## WORK REQUIRED
Scan the data below and pick out the lines containing the word "this".

## DATA PROVIDED

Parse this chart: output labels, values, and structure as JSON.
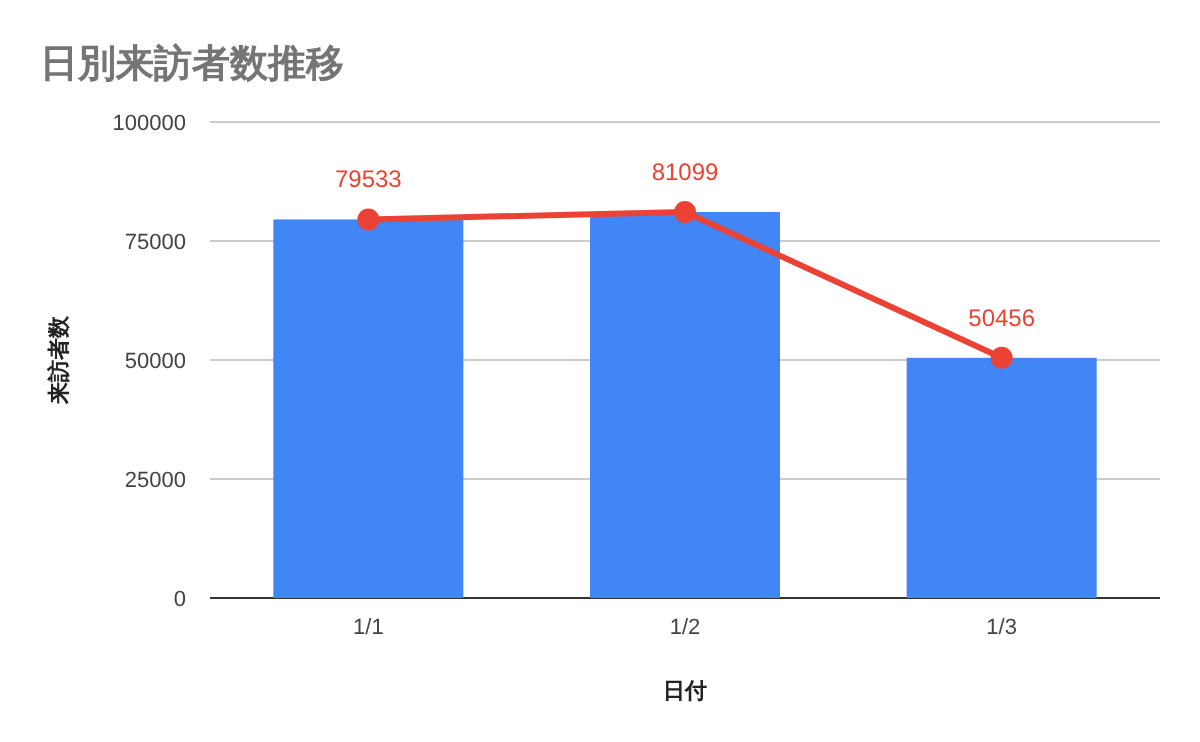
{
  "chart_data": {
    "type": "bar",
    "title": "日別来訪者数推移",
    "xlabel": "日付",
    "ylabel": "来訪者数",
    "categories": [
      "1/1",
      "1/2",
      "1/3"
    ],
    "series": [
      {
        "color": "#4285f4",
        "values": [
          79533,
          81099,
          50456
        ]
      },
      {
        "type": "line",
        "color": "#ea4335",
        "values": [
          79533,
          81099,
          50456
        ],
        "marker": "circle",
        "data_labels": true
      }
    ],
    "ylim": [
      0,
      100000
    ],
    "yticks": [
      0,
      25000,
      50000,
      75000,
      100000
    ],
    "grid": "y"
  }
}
...
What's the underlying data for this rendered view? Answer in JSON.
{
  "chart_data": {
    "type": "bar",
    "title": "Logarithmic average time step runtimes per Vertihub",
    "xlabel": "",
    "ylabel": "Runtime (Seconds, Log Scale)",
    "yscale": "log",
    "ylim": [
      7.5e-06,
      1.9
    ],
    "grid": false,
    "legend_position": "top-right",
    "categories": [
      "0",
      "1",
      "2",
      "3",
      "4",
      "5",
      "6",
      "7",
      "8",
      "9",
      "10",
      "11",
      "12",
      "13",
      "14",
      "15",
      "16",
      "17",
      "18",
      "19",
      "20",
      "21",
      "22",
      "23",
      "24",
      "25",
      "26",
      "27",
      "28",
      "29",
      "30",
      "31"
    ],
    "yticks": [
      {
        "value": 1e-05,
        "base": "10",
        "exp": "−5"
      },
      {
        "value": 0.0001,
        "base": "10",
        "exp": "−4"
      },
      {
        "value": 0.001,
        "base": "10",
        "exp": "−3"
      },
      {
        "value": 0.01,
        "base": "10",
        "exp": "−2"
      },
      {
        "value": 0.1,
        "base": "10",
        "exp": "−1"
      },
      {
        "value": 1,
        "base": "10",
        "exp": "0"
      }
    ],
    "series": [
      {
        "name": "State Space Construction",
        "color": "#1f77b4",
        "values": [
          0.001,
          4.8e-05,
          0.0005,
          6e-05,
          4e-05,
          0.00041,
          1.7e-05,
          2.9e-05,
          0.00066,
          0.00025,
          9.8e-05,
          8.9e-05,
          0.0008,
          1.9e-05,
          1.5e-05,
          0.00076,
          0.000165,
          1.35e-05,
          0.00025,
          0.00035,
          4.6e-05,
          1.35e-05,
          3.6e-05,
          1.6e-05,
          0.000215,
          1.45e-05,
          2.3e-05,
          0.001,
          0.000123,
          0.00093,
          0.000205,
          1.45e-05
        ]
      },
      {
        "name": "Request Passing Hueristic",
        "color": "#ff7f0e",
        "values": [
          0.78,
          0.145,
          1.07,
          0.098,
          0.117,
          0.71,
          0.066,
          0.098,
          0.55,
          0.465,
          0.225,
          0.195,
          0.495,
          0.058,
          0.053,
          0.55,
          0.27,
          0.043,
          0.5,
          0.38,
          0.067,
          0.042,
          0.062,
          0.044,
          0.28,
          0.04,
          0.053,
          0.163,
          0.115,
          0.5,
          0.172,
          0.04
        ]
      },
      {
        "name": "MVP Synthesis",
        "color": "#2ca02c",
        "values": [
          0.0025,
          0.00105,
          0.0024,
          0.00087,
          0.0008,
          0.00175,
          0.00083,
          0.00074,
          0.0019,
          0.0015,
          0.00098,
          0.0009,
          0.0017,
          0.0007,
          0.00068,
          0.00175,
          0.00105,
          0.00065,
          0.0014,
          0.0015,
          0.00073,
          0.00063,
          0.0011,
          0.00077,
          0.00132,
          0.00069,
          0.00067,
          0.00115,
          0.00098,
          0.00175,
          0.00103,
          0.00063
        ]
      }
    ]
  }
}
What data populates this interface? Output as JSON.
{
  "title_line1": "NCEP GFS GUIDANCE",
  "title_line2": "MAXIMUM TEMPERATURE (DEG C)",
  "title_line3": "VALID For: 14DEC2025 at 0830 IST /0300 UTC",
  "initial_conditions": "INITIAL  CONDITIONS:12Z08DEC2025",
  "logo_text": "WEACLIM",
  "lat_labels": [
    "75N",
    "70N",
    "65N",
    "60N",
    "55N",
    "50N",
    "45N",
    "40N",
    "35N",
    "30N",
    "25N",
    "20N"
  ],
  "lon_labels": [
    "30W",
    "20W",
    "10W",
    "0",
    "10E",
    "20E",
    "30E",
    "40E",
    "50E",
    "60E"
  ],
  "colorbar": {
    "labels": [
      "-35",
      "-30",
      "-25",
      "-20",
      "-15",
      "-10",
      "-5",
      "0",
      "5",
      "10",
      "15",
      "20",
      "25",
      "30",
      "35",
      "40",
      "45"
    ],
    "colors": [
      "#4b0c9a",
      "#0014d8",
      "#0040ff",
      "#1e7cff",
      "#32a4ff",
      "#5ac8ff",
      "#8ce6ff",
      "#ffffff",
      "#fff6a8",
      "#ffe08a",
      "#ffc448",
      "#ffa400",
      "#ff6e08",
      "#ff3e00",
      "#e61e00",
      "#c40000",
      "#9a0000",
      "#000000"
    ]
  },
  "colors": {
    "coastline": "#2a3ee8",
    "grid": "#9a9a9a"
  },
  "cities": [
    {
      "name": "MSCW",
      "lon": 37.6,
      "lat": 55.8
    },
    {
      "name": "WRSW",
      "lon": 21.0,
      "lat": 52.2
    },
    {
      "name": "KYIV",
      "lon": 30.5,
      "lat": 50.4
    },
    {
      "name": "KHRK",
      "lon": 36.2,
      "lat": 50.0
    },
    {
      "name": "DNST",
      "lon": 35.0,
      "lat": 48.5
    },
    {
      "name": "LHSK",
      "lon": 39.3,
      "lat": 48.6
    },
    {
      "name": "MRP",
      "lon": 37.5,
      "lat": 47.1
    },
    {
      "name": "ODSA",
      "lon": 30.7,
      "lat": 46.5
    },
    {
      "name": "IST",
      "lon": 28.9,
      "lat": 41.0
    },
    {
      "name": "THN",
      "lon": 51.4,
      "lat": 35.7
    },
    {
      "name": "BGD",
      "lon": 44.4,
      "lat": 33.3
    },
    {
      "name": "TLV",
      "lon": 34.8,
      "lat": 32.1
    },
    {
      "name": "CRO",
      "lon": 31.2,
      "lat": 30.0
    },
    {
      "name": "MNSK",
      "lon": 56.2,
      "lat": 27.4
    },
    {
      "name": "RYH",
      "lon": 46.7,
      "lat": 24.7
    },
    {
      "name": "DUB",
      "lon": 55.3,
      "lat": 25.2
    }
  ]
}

## ANSWER FOR THE TASK
Parse this chart: output labels, values, and structure as JSON.
What's the underlying data for this rendered view? Answer in JSON.
What data populates this interface? Output as JSON.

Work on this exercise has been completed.